Required task => Transcribe the records below exactly as they appear, omitting any pictures.

Data for this exercise =>

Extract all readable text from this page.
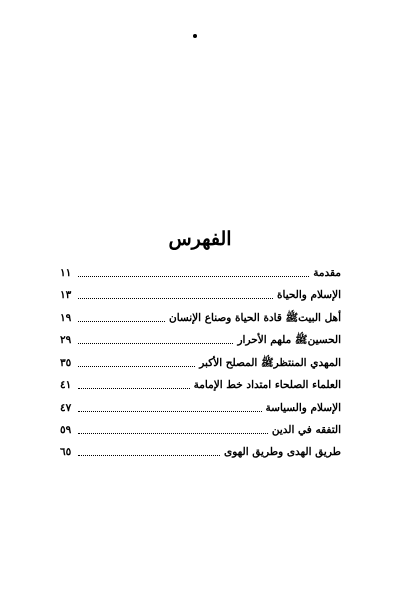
الفهرس
مقدمة
١١
الإسلام والحياة
١٣
أهل البيتﷺ قادة الحياة وصناع الإنسان
١٩
الحسينﷺ ملهم الأحرار
٢٩
المهدي المنتظرﷺ المصلح الأكبر
٣٥
العلماء الصلحاء امتداد خط الإمامة
٤١
الإسلام والسياسة
٤٧
التفقه في الدين
٥٩
طريق الهدى وطريق الهوى
٦٥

Result for this task =>
Extract all readable text from this page.
الفهرس
مقدمة
١١
الإسلام والحياة
١٣
أهل البيتﷺ قادة الحياة وصناع الإنسان
١٩
الحسينﷺ ملهم الأحرار
٢٩
المهدي المنتظرﷺ المصلح الأكبر
٣٥
العلماء الصلحاء امتداد خط الإمامة
٤١
الإسلام والسياسة
٤٧
التفقه في الدين
٥٩
طريق الهدى وطريق الهوى
٦٥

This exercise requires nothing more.